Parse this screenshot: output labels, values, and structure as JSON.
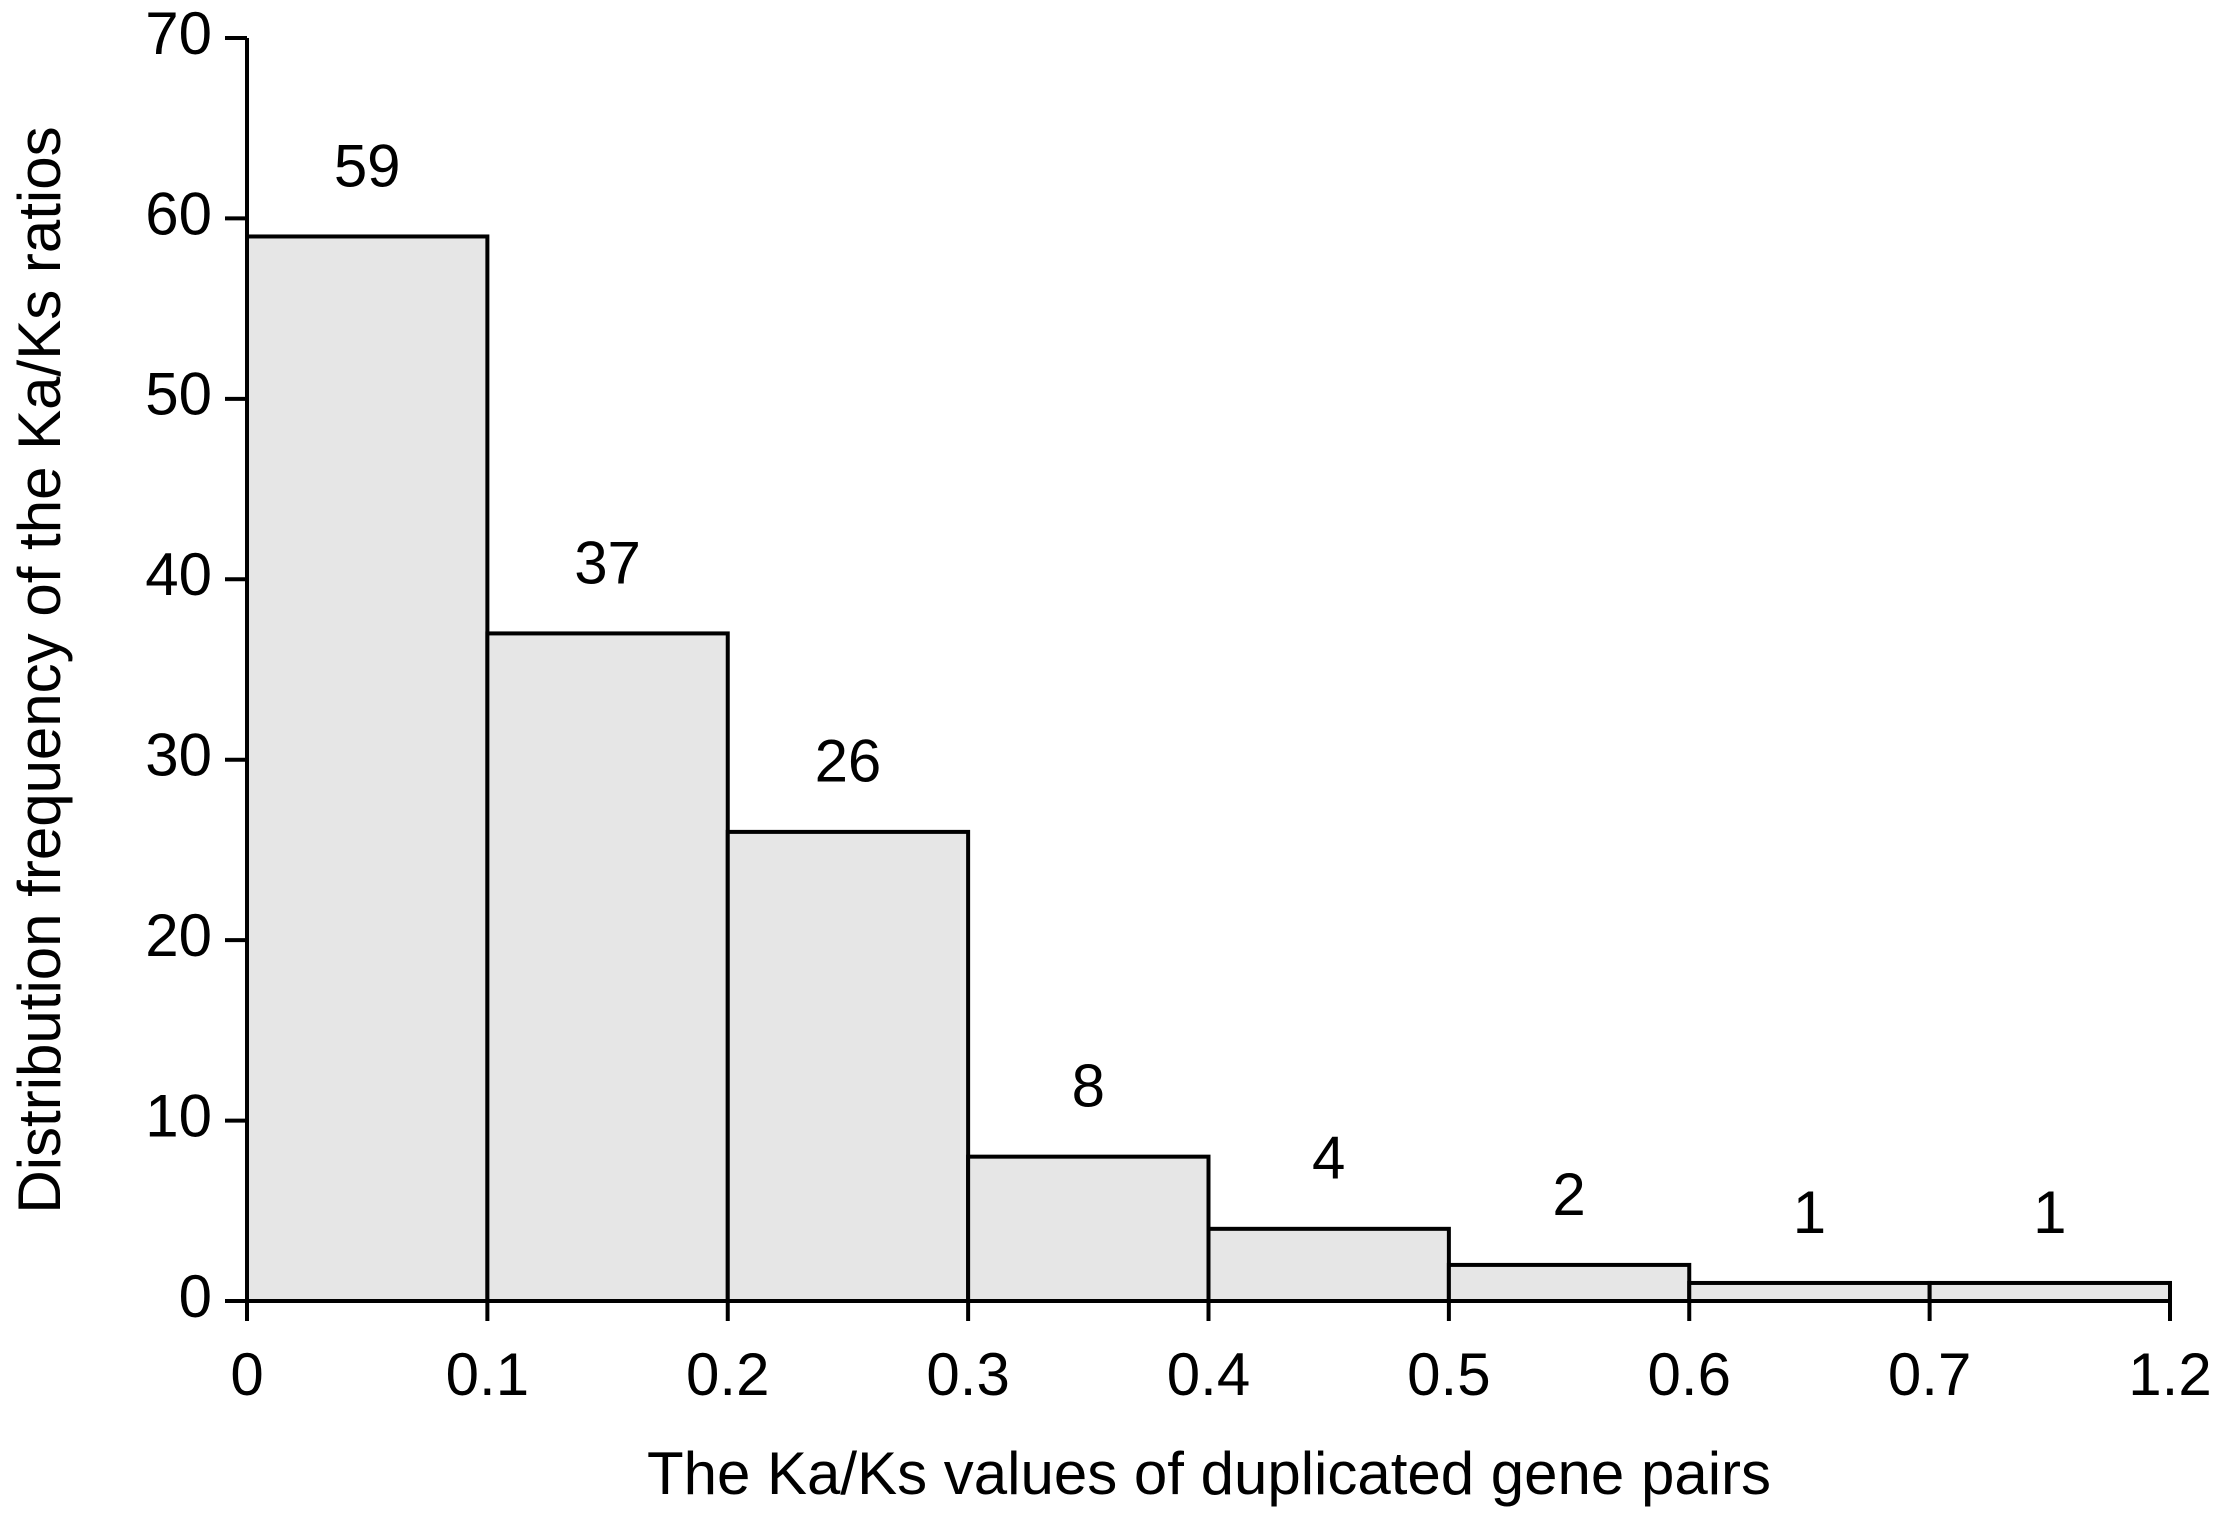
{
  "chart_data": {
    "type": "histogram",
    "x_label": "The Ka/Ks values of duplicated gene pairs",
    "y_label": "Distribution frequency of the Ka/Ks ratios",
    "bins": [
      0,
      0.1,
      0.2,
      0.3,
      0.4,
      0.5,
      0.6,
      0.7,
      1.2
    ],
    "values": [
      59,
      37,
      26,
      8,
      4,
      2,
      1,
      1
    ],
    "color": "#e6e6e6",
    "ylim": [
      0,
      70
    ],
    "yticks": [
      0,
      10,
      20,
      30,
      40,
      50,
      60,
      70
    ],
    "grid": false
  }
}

• • • •

[PROBLEM REQUIREMENTS] Print every record above exactly as written, leaving out the pictures.

[WORKED SOLUTION]
Parse this screenshot: output labels, values, and structure as JSON.
{
  "chart_data": {
    "type": "histogram",
    "x_label": "The Ka/Ks values of duplicated gene pairs",
    "y_label": "Distribution frequency of the Ka/Ks ratios",
    "bins": [
      0,
      0.1,
      0.2,
      0.3,
      0.4,
      0.5,
      0.6,
      0.7,
      1.2
    ],
    "values": [
      59,
      37,
      26,
      8,
      4,
      2,
      1,
      1
    ],
    "color": "#e6e6e6",
    "ylim": [
      0,
      70
    ],
    "yticks": [
      0,
      10,
      20,
      30,
      40,
      50,
      60,
      70
    ],
    "grid": false
  }
}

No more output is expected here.